-- What is being asked --
Show each line of the data below that has the string "document" in it.

━━━━━━━━━━━━━━━━━━━━

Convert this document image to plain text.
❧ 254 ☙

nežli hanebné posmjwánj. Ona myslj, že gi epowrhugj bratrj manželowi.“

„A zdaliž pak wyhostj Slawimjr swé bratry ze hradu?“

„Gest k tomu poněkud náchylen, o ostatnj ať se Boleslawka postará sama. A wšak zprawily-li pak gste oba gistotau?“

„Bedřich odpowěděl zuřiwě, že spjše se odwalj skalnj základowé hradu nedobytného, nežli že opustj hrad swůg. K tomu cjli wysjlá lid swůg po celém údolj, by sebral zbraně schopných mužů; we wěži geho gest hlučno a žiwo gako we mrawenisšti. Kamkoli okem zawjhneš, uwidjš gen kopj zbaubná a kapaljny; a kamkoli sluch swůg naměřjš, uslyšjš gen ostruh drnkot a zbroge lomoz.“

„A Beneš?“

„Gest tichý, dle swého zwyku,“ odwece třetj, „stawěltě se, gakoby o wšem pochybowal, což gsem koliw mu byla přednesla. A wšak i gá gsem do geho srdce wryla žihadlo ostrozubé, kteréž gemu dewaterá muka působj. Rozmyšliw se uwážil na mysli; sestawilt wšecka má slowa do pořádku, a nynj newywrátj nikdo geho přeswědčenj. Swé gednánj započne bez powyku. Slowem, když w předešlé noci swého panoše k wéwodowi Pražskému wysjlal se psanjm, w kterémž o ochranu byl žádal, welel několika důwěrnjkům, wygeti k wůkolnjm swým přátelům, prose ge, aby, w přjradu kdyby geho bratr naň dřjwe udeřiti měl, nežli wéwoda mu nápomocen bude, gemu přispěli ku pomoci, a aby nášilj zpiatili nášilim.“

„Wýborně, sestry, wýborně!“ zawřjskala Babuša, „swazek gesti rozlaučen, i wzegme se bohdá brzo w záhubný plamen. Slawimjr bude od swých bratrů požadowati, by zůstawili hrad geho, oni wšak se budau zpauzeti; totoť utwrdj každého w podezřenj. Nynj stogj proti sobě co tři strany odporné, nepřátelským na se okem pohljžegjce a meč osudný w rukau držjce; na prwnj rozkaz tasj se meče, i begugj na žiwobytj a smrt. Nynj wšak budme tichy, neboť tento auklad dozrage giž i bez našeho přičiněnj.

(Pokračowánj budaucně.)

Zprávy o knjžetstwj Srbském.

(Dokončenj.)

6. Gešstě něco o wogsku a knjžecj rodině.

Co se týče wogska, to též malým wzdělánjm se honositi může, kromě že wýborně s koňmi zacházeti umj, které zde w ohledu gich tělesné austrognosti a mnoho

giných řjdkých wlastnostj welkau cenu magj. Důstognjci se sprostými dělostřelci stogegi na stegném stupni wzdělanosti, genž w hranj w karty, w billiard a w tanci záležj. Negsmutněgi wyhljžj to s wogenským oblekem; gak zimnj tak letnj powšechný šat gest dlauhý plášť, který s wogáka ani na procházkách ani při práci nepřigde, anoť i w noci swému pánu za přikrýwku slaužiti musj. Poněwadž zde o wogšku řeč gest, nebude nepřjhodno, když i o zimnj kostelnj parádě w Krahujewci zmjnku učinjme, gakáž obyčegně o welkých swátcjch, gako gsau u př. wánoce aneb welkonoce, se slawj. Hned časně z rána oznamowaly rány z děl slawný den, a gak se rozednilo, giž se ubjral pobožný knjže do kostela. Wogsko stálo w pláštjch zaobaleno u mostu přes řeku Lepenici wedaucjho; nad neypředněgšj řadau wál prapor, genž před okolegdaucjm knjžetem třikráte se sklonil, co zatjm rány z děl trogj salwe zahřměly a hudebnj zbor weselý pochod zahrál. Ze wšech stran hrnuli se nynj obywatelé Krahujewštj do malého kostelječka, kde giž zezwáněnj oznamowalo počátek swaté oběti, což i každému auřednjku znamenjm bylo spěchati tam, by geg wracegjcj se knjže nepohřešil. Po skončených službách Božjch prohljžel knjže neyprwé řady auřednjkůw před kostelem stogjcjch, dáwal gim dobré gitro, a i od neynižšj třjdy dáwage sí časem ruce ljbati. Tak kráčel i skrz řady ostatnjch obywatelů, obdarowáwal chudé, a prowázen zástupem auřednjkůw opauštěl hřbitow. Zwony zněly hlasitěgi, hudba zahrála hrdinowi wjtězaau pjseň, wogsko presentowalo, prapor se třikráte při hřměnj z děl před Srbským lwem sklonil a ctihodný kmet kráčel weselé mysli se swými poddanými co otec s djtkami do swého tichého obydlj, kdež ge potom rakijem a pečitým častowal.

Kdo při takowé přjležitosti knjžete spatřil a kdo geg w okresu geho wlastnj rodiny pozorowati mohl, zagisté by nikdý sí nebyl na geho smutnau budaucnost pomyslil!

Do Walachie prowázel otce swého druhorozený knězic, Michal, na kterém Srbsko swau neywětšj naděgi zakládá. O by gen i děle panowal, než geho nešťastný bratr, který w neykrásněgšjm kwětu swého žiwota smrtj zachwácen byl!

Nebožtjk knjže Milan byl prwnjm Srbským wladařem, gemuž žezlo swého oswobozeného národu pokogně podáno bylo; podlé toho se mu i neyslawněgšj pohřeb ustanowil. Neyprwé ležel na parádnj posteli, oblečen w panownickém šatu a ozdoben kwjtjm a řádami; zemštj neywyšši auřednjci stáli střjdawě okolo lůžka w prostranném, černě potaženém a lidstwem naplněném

━━━━━━━━━━━━━━━━━━━━

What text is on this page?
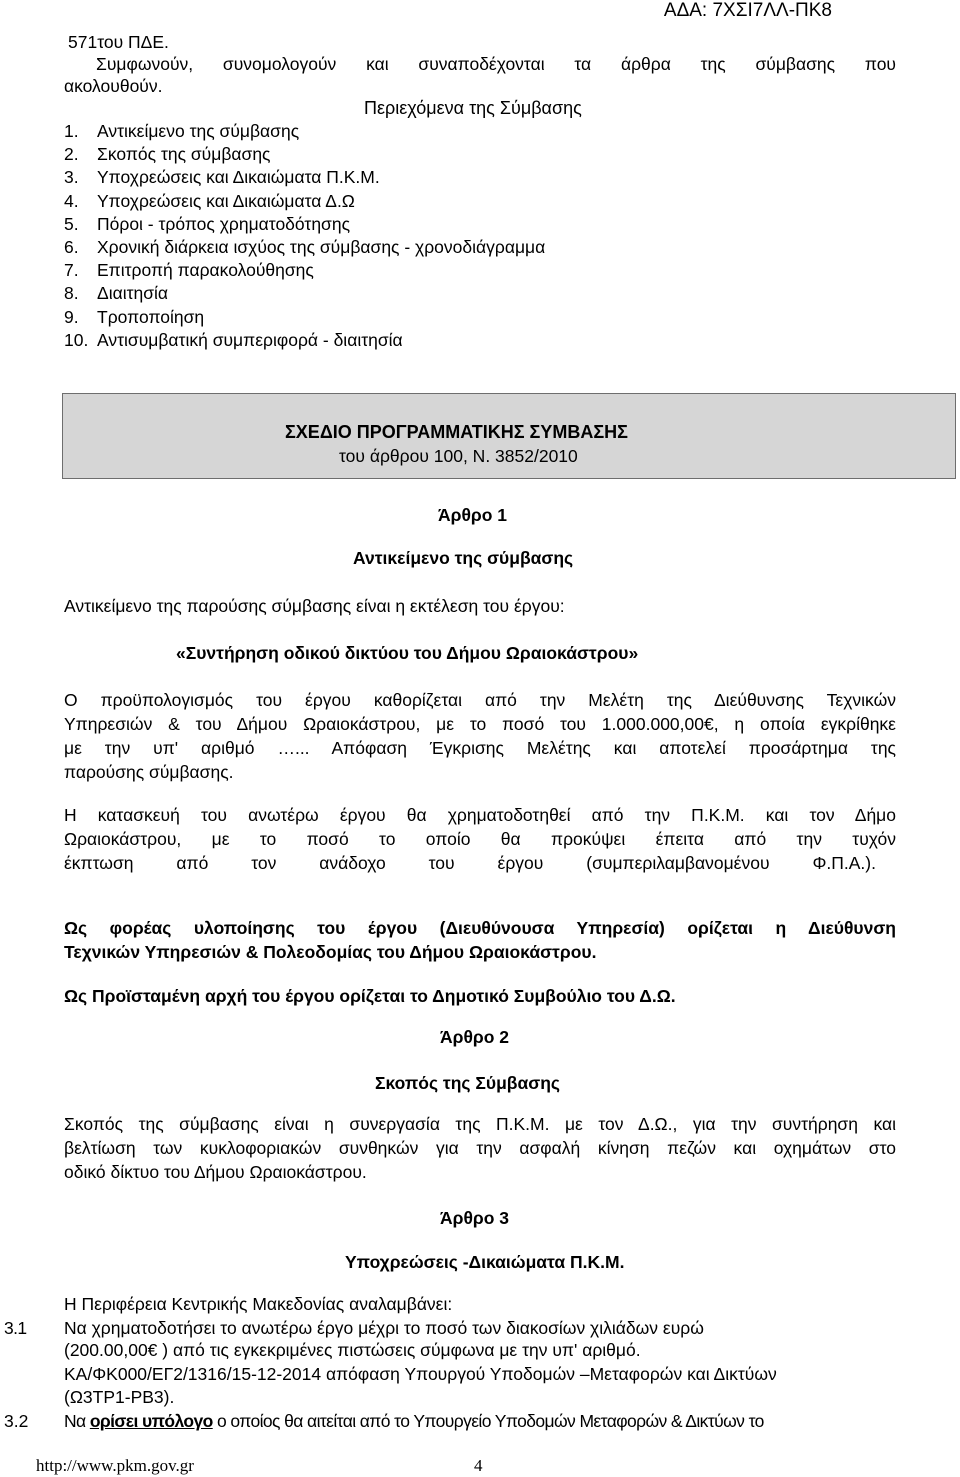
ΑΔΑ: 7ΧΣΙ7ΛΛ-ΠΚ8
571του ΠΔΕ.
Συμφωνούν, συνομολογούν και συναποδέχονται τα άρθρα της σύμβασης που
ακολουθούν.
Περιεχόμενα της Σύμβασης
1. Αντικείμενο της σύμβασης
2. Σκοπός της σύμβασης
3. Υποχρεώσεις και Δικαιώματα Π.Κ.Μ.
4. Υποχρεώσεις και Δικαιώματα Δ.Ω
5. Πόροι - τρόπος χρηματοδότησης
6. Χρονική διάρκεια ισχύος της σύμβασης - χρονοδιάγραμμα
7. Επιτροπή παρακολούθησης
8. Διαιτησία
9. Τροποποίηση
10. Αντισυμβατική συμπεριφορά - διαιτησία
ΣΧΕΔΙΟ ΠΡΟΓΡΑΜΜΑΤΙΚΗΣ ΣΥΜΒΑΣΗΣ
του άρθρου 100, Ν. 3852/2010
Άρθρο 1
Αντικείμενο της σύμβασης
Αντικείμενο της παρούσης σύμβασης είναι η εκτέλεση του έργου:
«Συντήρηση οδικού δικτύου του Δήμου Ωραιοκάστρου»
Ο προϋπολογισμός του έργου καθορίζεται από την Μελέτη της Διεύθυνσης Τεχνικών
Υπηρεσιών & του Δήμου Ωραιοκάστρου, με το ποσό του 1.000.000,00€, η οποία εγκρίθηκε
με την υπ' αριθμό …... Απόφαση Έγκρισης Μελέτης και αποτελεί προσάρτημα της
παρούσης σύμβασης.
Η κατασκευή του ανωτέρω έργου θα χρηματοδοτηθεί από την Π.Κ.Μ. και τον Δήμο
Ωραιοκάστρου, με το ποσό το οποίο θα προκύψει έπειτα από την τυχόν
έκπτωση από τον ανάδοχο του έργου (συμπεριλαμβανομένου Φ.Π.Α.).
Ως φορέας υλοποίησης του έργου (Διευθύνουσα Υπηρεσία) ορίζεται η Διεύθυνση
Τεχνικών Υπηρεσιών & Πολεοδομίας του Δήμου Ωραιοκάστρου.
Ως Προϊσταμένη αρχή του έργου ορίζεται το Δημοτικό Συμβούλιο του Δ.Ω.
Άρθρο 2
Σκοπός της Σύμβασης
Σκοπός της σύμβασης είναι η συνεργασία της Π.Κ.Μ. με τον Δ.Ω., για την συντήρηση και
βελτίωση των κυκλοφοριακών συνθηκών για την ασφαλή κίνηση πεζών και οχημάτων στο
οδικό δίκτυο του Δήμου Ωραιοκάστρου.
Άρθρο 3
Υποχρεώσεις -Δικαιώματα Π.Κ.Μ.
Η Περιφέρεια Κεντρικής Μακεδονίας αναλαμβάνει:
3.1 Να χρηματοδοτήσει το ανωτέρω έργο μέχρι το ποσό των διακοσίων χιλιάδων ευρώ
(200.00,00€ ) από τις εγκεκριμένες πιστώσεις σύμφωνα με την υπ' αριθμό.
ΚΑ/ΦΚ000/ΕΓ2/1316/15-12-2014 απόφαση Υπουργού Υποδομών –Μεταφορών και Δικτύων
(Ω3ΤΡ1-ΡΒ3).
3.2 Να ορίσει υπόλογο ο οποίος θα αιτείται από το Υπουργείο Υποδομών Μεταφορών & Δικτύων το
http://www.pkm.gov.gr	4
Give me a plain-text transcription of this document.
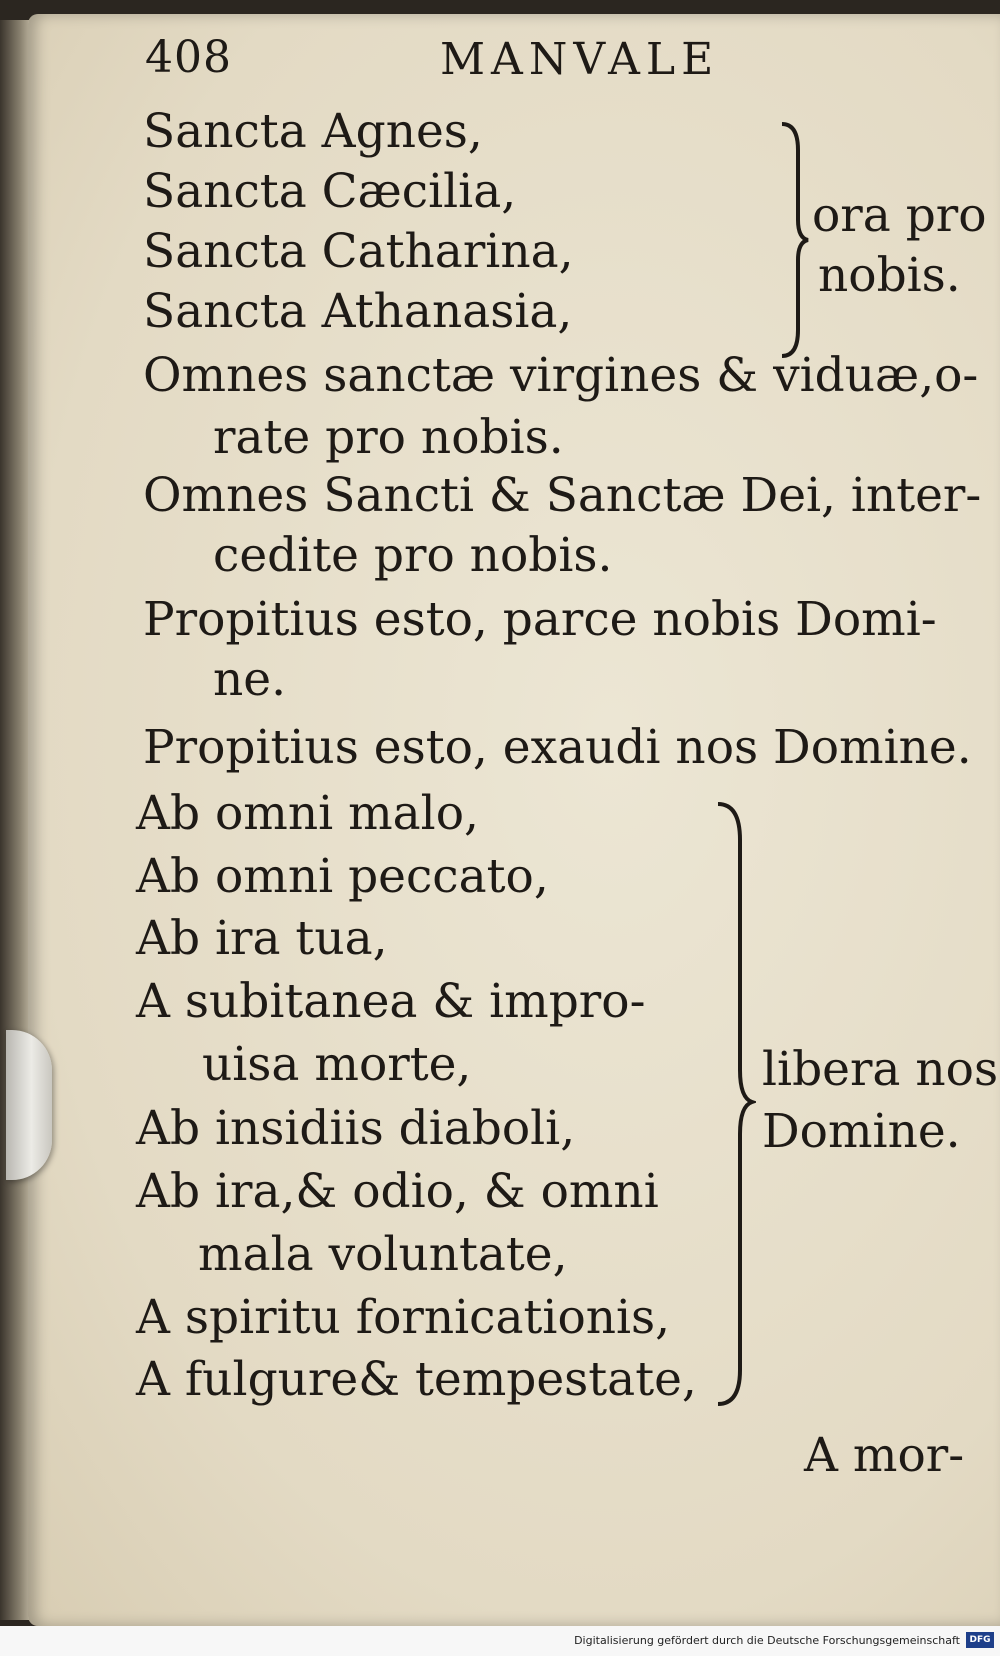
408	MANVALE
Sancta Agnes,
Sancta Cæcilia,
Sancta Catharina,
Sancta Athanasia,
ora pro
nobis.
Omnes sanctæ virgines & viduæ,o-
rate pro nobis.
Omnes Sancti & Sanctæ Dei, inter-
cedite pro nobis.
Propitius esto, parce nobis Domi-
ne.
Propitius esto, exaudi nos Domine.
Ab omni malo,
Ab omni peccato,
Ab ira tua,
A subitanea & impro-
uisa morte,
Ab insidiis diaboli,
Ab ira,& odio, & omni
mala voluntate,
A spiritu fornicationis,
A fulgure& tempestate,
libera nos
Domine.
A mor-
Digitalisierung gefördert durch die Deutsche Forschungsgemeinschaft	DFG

━━━━━━━━━━━━━━━━━━━━

-- Exercise response --
Convert this document image to plain text.
Give me a plain-text transcription of this document.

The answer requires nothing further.